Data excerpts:
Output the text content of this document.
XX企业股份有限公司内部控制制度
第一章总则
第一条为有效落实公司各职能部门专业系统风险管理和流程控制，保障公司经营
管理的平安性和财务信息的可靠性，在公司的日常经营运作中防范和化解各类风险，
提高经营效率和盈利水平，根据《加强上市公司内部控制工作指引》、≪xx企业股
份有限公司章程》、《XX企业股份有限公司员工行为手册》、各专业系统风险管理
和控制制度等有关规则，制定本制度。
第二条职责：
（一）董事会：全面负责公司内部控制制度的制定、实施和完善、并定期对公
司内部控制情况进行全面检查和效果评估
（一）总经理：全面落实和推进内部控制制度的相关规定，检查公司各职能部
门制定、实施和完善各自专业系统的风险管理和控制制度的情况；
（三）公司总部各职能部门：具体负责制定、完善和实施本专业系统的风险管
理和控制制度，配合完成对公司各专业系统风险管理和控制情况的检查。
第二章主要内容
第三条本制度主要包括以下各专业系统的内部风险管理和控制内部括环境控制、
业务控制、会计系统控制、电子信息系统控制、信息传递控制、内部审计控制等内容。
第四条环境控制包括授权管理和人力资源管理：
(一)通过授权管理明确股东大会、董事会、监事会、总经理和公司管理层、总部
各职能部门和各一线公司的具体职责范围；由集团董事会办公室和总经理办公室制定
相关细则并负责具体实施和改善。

---

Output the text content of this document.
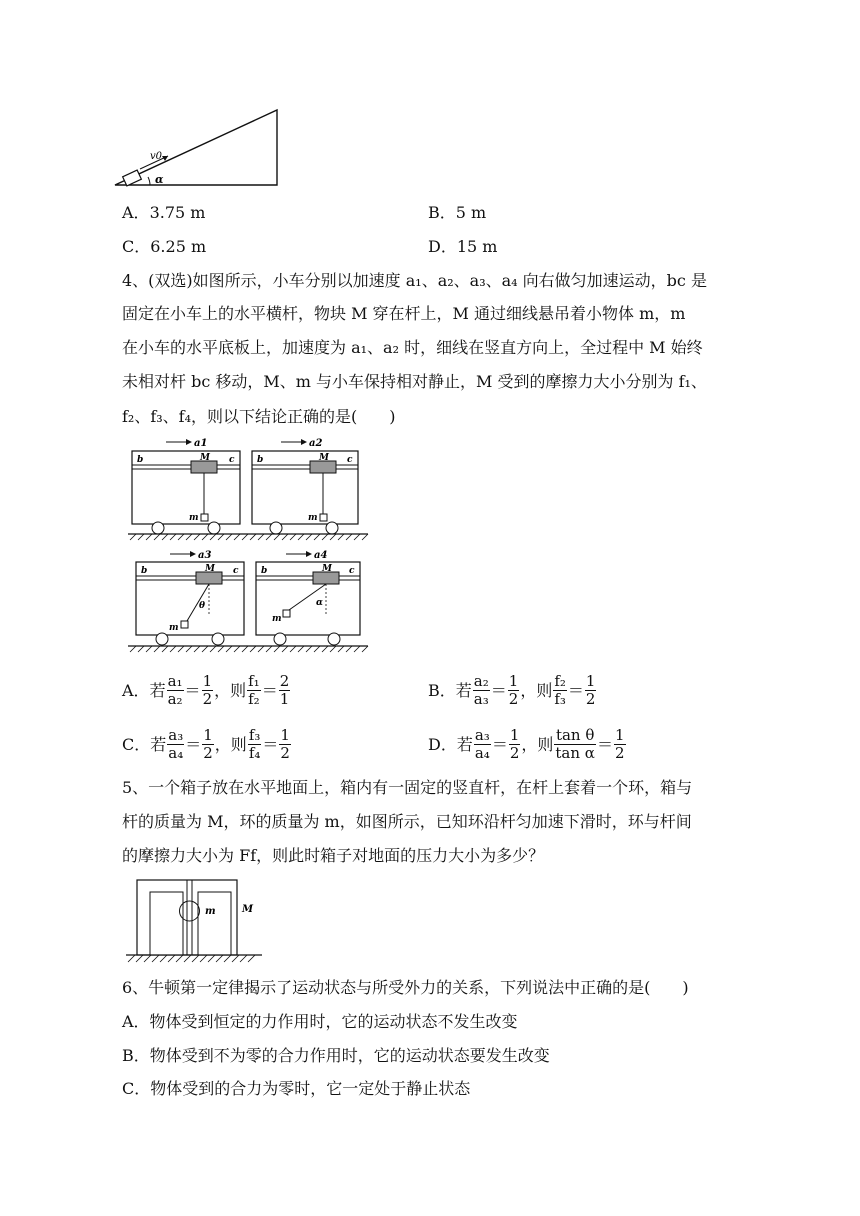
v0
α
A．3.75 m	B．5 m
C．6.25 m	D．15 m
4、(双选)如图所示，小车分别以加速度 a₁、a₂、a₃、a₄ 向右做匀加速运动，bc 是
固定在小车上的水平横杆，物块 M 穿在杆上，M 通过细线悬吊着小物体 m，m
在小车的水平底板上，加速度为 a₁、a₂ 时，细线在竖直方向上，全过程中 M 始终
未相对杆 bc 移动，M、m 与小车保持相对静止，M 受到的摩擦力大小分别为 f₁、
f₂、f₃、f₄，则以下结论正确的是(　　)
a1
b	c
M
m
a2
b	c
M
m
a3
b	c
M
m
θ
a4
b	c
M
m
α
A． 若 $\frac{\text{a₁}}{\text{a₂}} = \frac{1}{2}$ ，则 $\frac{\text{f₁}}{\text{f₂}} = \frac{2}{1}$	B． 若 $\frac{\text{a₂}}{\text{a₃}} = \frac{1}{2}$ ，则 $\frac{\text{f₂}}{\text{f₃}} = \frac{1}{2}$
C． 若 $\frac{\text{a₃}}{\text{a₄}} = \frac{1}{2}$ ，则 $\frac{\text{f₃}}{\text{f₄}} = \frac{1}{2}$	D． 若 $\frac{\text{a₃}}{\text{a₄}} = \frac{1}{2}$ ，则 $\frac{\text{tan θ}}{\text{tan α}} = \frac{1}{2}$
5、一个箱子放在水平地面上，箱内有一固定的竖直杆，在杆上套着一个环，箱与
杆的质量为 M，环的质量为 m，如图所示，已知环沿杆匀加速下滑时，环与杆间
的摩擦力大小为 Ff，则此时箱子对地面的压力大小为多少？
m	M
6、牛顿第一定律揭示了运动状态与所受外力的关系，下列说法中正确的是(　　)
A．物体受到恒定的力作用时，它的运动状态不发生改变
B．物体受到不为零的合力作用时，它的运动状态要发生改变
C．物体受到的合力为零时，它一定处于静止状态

WHAT IS REQUIRED: Reply with only the number of lines in the entries that contain the word "如图所示".

EXPECTED ANSWER: 2